Problem details
Please determine how many lines of the material include the word "icon", and respond with nothing but that number.

Source data
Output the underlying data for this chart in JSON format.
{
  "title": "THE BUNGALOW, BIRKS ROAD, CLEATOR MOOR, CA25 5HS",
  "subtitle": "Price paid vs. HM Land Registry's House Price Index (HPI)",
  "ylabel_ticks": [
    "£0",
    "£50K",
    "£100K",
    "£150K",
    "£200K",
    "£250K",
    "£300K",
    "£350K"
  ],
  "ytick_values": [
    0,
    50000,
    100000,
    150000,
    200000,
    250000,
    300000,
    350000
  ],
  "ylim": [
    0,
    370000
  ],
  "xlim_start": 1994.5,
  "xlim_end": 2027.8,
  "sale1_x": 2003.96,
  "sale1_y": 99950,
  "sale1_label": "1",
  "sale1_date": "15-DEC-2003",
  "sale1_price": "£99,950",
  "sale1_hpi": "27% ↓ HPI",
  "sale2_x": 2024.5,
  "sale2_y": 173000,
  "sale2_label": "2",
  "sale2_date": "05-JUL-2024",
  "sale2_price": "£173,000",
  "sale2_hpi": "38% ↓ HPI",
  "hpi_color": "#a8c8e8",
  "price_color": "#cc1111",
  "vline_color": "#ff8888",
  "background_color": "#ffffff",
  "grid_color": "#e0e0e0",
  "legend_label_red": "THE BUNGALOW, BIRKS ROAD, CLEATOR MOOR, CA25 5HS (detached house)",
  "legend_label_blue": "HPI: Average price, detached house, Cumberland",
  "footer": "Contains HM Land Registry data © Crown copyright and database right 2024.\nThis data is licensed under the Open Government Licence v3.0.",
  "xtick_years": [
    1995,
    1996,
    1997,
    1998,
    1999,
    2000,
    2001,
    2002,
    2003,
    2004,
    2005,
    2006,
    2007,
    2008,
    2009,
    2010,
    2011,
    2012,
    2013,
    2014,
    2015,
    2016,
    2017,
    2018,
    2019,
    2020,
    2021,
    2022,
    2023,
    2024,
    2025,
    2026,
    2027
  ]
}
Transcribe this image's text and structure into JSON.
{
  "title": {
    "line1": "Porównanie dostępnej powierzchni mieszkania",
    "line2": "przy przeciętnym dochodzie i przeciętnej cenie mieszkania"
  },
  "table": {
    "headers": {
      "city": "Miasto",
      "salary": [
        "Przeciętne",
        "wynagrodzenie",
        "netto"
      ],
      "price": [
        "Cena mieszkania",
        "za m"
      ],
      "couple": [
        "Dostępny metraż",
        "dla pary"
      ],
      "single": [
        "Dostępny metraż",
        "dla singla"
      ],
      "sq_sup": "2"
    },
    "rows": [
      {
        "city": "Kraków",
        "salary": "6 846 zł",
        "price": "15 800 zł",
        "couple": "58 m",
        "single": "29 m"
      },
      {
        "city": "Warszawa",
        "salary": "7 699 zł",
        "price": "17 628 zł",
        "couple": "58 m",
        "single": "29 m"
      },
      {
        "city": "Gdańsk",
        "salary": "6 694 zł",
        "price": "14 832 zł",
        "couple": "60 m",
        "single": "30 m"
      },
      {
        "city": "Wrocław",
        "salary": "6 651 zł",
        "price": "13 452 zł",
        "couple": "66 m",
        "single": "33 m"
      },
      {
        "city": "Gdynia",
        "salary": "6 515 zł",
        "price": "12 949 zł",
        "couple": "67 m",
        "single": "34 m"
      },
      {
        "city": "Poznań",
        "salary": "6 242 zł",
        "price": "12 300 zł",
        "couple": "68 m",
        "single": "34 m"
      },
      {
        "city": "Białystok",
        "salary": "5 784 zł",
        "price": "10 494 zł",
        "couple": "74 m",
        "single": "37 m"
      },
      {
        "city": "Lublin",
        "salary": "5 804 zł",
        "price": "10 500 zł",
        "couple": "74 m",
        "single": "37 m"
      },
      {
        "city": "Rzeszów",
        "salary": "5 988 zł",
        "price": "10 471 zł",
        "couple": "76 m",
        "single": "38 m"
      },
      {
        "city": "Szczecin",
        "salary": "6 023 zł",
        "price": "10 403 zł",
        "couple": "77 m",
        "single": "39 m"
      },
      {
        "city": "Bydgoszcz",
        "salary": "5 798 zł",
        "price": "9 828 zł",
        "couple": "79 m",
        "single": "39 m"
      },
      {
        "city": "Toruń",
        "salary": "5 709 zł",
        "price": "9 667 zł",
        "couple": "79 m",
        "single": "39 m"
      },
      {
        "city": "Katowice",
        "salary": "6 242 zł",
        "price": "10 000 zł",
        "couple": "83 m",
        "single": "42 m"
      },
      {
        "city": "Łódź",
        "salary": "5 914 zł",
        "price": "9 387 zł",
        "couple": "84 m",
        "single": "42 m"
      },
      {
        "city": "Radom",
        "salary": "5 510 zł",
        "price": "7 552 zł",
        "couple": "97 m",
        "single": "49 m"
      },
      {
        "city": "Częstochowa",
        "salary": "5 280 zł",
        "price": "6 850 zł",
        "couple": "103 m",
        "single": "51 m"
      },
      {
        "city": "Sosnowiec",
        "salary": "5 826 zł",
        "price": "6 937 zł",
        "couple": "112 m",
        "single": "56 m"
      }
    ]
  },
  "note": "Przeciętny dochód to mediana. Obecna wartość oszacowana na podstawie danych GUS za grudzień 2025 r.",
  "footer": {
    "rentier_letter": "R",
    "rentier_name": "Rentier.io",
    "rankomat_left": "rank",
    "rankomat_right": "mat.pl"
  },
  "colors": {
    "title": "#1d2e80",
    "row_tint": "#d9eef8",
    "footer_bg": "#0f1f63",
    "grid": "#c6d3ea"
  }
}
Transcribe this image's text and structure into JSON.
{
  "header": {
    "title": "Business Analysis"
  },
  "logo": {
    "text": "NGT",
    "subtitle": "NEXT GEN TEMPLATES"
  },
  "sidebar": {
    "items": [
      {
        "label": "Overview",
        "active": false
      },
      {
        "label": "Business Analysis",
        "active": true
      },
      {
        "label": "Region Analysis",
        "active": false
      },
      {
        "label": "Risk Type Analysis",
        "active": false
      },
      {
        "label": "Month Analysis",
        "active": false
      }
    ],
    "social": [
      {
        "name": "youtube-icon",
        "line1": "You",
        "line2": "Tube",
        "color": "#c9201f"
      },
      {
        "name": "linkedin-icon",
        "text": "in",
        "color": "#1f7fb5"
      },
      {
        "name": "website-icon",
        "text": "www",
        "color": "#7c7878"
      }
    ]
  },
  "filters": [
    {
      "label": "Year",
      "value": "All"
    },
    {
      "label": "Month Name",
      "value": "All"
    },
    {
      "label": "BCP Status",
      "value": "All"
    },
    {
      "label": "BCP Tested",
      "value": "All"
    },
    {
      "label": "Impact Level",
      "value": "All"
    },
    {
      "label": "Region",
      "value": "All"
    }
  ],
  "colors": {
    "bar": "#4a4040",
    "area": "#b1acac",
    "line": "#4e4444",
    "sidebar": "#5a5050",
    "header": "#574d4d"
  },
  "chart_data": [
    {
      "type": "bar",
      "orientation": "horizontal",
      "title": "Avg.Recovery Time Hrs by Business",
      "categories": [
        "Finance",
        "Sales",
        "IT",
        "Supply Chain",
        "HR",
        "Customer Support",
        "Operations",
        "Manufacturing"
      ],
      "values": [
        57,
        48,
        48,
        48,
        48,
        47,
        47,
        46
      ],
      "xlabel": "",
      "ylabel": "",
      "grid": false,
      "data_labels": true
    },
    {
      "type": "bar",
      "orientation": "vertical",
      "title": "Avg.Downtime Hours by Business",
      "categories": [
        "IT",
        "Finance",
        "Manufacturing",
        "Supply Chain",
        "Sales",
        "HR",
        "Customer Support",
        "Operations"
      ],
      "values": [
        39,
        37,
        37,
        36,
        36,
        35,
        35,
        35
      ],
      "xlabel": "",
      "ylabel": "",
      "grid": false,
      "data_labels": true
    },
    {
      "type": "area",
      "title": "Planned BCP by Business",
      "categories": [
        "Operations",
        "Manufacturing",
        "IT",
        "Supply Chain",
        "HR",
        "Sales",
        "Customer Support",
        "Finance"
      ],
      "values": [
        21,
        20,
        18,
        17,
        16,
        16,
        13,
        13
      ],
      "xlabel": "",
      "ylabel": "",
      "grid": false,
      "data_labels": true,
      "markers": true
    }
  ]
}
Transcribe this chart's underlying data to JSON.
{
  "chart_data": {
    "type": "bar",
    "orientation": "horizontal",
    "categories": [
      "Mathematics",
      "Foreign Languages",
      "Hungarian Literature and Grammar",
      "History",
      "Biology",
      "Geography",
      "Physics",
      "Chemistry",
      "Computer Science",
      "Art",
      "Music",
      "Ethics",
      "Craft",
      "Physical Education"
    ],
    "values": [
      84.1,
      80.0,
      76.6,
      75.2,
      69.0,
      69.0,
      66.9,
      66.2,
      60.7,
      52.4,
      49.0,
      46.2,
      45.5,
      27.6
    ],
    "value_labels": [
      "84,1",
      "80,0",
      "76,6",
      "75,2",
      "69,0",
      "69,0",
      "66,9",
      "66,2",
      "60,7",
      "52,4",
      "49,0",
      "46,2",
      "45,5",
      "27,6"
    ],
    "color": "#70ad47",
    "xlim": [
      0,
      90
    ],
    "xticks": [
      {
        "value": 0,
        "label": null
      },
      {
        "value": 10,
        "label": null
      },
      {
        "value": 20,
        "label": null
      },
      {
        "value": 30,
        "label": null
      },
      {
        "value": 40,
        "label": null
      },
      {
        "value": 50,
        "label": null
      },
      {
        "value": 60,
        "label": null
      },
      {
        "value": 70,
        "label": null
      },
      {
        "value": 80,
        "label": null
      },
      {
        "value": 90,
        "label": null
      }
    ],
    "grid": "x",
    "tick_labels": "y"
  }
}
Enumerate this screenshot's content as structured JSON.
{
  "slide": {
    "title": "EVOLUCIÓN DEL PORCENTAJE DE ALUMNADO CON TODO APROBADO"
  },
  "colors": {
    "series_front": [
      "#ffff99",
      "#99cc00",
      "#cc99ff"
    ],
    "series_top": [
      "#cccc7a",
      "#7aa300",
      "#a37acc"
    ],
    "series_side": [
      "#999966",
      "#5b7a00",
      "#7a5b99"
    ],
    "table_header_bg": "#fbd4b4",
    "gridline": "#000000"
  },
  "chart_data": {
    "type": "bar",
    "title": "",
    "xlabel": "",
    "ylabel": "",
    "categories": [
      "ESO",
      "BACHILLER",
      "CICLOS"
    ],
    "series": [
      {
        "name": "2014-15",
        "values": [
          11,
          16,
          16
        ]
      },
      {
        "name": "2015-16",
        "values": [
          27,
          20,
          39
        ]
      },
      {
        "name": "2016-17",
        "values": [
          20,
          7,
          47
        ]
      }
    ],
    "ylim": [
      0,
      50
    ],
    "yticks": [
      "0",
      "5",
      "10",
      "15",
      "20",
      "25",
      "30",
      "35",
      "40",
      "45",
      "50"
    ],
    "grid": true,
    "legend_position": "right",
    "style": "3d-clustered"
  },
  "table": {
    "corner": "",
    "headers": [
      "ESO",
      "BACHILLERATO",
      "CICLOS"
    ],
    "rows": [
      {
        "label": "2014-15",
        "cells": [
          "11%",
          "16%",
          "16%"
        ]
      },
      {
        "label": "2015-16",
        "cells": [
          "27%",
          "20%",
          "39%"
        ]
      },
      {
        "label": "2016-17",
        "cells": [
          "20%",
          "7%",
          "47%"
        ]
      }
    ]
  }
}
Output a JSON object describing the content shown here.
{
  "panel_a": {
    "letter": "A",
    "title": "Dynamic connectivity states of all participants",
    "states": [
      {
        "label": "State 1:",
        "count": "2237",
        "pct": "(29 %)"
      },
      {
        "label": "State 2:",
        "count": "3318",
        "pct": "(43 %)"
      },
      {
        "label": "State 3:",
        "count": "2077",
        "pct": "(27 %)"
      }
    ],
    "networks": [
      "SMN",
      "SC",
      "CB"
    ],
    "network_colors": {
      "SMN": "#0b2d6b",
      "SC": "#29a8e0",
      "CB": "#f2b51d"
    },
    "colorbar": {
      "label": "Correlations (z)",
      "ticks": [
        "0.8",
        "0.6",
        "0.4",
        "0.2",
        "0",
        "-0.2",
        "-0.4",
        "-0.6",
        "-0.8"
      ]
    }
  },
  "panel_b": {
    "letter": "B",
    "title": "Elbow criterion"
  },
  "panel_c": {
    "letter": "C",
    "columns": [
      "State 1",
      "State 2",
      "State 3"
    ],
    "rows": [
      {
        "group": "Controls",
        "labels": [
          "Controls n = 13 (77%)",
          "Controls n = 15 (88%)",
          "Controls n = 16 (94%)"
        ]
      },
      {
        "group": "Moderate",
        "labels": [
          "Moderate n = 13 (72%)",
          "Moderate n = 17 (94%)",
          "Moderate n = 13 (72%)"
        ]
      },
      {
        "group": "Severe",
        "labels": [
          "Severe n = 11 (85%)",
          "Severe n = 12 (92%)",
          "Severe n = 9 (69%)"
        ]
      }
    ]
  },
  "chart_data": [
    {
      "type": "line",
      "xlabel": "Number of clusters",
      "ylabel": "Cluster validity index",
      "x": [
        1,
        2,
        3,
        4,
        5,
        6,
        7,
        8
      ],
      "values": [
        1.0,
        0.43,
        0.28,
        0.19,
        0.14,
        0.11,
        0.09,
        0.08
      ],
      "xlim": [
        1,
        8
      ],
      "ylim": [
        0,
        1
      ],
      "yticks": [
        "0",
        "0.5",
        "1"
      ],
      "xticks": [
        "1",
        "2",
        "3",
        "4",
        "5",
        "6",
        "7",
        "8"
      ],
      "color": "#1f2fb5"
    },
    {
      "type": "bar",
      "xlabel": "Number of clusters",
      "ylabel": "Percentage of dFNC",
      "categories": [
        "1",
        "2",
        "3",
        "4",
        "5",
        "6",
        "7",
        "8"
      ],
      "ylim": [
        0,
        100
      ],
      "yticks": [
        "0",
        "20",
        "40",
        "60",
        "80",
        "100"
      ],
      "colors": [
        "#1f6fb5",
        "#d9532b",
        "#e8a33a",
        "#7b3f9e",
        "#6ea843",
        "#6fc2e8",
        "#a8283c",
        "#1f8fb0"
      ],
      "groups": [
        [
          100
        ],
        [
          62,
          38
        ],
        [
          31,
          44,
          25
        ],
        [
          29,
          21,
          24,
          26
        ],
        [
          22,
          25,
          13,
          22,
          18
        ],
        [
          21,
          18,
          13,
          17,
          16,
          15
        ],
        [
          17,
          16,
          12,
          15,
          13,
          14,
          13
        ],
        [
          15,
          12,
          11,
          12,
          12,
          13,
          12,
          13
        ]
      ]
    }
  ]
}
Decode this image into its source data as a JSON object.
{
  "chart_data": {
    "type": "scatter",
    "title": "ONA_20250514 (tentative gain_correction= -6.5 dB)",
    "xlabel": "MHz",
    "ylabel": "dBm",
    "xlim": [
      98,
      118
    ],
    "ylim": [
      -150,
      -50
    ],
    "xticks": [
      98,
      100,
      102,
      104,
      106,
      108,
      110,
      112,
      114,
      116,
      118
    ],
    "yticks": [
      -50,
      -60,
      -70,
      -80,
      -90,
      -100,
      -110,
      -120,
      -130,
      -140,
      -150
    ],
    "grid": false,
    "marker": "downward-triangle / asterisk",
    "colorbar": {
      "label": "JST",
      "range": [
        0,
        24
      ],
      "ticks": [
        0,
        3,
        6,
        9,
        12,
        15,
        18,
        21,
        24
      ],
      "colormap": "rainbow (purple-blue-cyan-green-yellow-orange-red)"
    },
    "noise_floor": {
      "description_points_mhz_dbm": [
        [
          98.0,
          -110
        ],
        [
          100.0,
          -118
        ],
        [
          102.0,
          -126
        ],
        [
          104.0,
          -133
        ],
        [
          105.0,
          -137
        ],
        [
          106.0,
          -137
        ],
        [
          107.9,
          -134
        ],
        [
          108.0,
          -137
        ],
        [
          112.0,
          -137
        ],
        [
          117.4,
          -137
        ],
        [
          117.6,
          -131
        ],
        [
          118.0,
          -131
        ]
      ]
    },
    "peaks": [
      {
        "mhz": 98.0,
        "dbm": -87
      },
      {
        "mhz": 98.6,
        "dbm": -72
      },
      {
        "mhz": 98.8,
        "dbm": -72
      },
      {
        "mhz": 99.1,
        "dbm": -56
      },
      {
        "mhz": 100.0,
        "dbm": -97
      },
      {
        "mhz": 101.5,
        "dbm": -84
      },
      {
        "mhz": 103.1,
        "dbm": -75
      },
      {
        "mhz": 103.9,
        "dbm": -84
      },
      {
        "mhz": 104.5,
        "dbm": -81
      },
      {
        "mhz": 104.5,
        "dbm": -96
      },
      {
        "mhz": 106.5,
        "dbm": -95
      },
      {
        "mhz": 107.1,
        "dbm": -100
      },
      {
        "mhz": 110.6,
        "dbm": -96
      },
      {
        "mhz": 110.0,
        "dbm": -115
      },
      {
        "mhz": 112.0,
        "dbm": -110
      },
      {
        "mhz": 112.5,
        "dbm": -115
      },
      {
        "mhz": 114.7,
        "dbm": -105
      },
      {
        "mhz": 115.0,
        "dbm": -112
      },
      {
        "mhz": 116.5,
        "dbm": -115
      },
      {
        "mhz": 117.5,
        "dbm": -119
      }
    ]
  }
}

Written response
3